*WRITTEN TASKS*:
a. According to the Cardinals–Braves game recap, which team will the Cardinals face in the NLDS?
b. Please pick up the Cardinals–Braves game recap after its last sentence and keep writing it.

*PROVIDED PASSAGE*:

************

Pending the result of an infield fly rule protest. Because it's the postseason and the Cardinals.

Scott Cunningham - Getty Images

Cardinals: Pending the results of a protest about everyone's favorite jokey baseball rule, the St. Louis Cardinals advanced to the NLDS Friday. Back in the familiar best-of playoffs, they'll play the Washington Nationals. Kyle Lohse was sharp, Allen Craig hit a ringing double, and Matt Holliday homered, but for a six-run night on offense the Cardinals didn't play especially well. Both their rallies were founded on noticeably bad throwing errors, and the relievers were not strong enough to prevent an extended trash-throwing nightmare at Turner Field.

Braves: Pending the results of a protest about everyone's favorite jokey baseball rule, the Atlanta Braves lost their Wild Card play-in game Friday. It was frustrating even before that, though; sailing throws on the infield undermined Kris Medlen from the beginning, and Chipper Jones, playing in the last game of his career, was responsible for the first one. Eventually, for multiple reasons, the Braves scored just one run on eight baserunners against the Cardinals' bullpen.

************

*RAW DATA*:
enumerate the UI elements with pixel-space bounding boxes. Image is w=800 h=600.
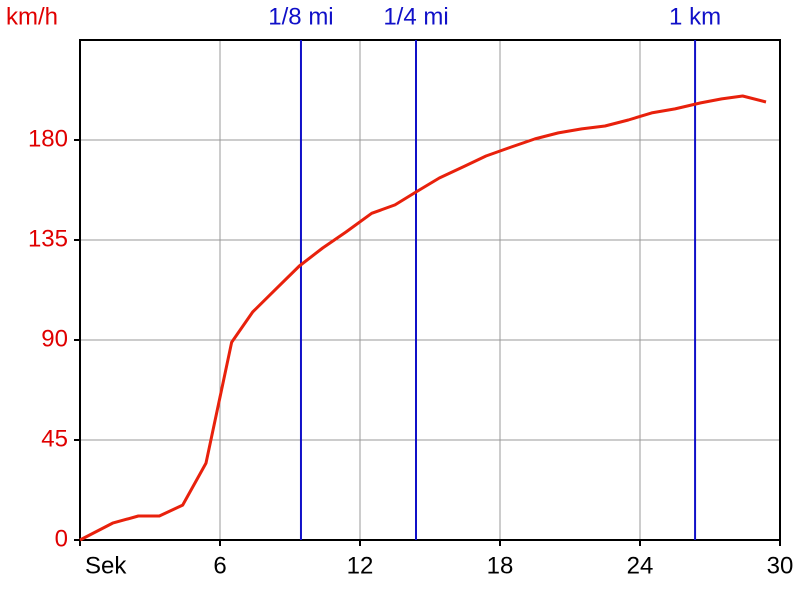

************

*OUTPUTS BY TASK*:
a. The Washington Nationals.

b.
The infield fly rule: I don't think the call was right. I'm learning the actual text of the infield fly rule along with everyone else in this news cycle, but inasmuch as I understand the concepts of "immediately" and "ordinary effort," Pete Kozma's stilted, uncertain gait out to the ball seemed out of the ordinary and the call was not made immediately.

I'm willing to be convinced in either direction by someone who knew the text of the rule before it was necessary. But what I don't like about the call is that invoking the infield fly rule in this situation seems like a needless, legalistic intrusion into the inning. Pete Kozma wasn't going to deke a runner and start a double play—he was going to, and this seemed clear almost immediately, sidle toward the ball half-certain about calling Matt Holliday off.

Even if calling the infield fly rule is justifiable based on the substance of the play, I'm a little shocked that an umpire who's been on so many baseball fields so many times saw the rule bubbling up in what was actually happened. It just wouldn't occur to me, just as it didn't seem to occur to the other umpires.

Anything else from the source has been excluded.